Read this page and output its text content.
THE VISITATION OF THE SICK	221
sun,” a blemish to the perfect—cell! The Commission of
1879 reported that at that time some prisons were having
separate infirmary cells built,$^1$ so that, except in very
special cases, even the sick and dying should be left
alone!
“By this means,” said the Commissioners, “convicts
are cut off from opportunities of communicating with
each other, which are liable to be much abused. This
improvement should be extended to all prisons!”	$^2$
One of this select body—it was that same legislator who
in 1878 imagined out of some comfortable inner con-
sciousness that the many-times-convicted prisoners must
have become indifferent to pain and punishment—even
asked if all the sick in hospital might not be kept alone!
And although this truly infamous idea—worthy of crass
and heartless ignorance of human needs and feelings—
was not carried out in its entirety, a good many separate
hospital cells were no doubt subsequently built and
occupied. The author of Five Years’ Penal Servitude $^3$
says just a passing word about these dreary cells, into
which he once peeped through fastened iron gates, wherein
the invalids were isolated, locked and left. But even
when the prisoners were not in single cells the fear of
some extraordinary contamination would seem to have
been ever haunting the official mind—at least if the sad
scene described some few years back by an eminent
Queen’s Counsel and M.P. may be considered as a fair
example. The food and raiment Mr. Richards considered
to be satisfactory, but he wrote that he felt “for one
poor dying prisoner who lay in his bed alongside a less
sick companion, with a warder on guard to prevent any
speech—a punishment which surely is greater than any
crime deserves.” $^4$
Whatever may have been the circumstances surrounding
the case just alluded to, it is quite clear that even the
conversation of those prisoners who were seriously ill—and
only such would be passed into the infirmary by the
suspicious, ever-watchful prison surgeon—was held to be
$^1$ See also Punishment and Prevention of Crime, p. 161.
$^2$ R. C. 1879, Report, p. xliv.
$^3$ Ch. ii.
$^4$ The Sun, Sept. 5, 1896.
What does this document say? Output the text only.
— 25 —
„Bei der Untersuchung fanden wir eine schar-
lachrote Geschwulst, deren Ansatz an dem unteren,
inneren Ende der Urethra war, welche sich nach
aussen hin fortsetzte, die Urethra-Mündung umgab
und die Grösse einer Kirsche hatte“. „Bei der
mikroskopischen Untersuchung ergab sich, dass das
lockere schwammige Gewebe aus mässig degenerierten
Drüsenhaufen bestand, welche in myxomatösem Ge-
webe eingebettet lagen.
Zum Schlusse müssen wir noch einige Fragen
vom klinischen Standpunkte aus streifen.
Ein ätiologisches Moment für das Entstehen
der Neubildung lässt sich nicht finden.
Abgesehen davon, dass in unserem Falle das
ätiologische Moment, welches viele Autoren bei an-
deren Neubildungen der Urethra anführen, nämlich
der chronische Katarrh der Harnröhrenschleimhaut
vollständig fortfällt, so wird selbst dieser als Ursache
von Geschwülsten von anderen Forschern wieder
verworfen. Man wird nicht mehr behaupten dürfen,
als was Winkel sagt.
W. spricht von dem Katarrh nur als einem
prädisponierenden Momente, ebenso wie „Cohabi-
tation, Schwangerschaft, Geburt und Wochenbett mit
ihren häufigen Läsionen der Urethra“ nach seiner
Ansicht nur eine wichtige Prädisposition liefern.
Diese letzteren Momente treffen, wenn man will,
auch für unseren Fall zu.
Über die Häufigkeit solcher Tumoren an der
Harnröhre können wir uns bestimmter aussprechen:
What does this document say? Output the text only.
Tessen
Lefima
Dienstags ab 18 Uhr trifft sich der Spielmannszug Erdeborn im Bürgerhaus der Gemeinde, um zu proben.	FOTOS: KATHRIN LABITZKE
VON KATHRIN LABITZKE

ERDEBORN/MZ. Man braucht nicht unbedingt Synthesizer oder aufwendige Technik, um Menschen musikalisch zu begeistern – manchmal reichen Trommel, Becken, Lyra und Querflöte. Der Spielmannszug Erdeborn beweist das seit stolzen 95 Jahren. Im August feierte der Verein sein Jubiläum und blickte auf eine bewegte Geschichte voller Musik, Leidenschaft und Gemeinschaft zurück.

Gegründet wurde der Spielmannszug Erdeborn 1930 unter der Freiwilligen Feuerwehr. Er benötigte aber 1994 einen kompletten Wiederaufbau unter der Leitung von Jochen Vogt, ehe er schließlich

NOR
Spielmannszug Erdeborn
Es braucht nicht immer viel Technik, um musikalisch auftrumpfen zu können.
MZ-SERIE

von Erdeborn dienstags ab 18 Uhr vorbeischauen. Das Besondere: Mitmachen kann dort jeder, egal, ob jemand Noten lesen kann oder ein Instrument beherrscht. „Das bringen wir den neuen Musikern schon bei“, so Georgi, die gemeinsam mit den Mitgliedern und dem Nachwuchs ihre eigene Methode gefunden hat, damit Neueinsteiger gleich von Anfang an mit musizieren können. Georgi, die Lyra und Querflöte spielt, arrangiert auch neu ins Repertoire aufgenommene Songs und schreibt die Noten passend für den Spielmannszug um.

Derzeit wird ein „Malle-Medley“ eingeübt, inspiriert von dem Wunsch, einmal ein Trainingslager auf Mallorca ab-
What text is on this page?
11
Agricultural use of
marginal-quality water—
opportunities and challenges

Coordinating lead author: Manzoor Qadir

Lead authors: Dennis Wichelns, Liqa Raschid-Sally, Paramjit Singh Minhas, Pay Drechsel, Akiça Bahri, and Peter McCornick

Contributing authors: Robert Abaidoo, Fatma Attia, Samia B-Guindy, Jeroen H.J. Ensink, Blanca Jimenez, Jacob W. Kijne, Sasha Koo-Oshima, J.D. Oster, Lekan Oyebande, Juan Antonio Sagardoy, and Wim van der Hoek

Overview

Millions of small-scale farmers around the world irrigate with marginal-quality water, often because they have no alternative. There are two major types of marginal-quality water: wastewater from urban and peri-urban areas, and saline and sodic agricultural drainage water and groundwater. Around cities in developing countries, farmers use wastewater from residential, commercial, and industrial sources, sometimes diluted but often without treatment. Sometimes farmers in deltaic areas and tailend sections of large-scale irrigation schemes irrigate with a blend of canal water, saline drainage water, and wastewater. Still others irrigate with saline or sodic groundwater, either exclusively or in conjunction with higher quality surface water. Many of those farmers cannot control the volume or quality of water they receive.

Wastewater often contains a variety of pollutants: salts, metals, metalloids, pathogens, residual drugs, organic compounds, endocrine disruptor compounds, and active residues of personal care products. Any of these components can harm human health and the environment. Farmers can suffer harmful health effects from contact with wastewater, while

================

WHAT YOU SHOULD DO:
All lines that hold the word "text" should be copied from the data.

RESPONSE FOR THIS EXERCISE:
Read this page and output its text content.
What does this document say? Output the text only.
What does this document say? Output the text only.
What text is on this page?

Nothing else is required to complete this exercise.